** Begin Records provided **
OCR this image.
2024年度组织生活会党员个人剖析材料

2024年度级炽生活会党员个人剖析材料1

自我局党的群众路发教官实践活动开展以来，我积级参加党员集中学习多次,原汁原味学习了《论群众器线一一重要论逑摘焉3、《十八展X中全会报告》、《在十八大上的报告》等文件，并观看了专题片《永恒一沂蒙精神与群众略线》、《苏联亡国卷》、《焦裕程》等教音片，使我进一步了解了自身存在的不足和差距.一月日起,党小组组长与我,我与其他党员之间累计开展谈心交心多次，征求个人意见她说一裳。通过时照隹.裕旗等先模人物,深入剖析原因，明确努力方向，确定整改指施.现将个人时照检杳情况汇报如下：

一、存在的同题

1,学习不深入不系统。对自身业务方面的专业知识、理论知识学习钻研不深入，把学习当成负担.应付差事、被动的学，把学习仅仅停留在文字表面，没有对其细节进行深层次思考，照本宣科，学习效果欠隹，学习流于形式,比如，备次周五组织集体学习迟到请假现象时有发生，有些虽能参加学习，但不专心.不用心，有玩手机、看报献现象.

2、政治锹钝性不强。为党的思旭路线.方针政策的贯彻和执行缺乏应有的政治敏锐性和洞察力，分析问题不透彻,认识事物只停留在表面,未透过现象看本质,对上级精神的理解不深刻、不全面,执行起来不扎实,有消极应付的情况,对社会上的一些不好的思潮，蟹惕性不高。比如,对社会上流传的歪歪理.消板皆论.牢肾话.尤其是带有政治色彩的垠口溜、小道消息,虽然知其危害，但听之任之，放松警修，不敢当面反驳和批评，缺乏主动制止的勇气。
** End Records provided **
** Begin Records provided **
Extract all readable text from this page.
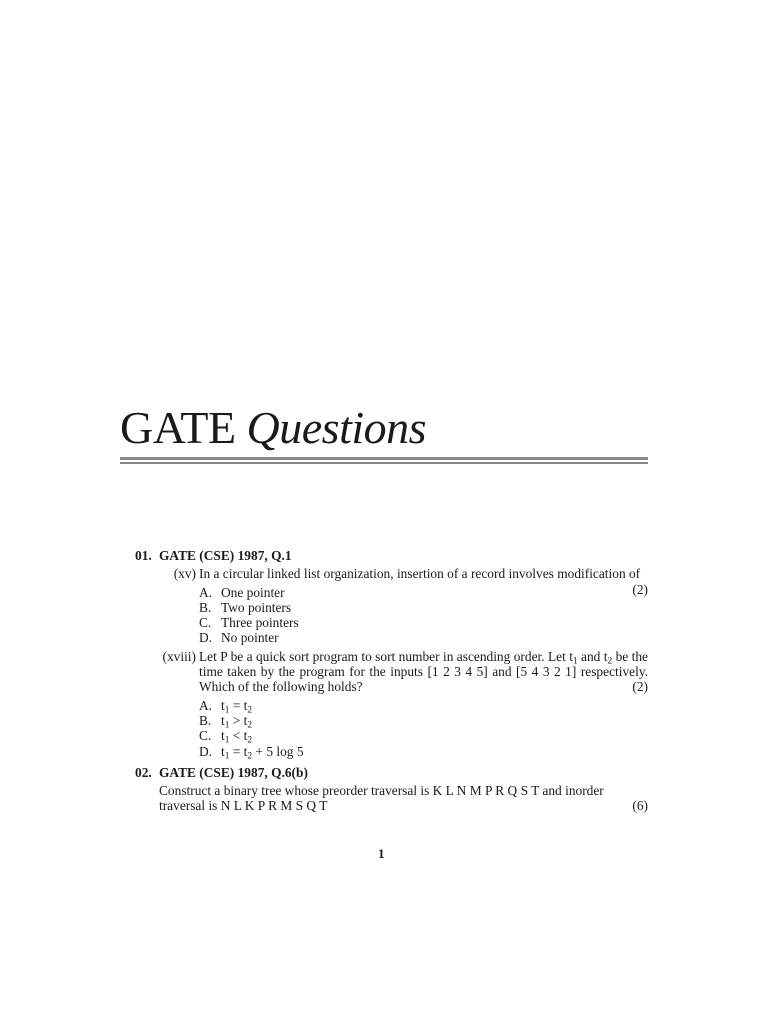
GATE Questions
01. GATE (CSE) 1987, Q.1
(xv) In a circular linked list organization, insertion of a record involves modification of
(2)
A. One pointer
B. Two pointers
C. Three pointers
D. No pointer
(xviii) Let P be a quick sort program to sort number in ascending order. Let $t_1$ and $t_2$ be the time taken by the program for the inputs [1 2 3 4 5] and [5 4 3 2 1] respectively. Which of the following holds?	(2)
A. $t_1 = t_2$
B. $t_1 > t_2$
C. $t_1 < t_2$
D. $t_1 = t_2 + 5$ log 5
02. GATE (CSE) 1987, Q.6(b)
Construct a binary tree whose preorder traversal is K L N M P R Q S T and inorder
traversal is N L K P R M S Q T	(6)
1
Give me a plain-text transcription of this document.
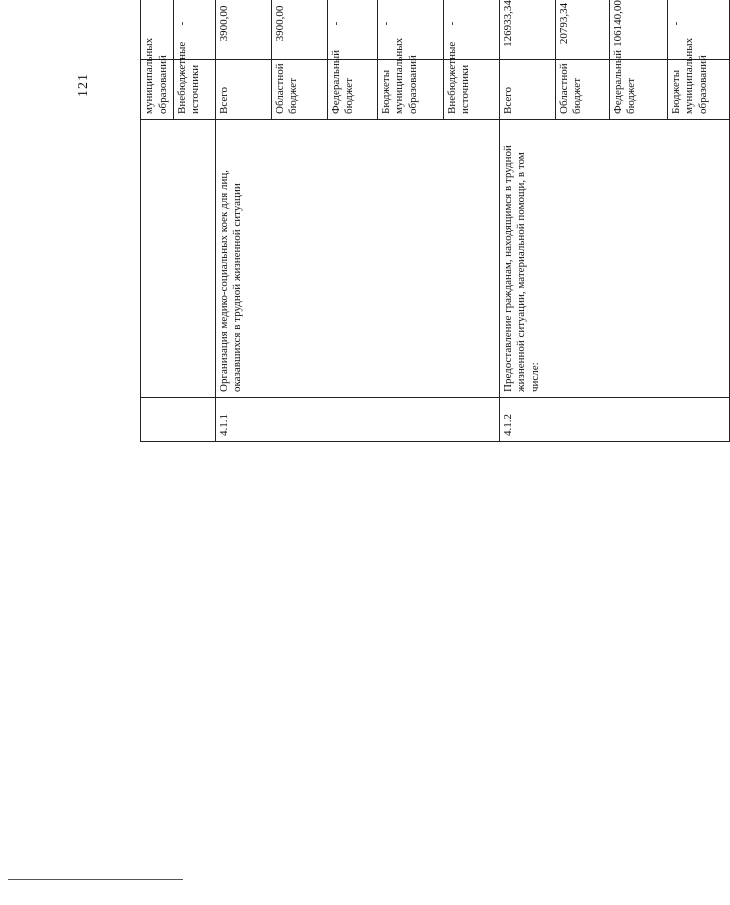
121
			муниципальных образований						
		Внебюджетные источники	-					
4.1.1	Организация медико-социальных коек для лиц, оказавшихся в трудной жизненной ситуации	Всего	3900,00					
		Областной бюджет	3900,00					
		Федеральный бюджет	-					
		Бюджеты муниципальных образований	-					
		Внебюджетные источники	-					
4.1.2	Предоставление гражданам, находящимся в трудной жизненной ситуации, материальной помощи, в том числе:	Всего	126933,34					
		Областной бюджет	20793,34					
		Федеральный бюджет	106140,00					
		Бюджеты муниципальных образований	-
** End Records provided **
● **Set task**
List each line of the entries that holds the string "ситуации".

● **The solution**
4.1.1	Организация медико-социальных коек для лиц, оказавшихся в трудной жизненной ситуации	Всего	3900,00					
4.1.2	Предоставление гражданам, находящимся в трудной жизненной ситуации, материальной помощи, в том числе:	Всего	126933,34					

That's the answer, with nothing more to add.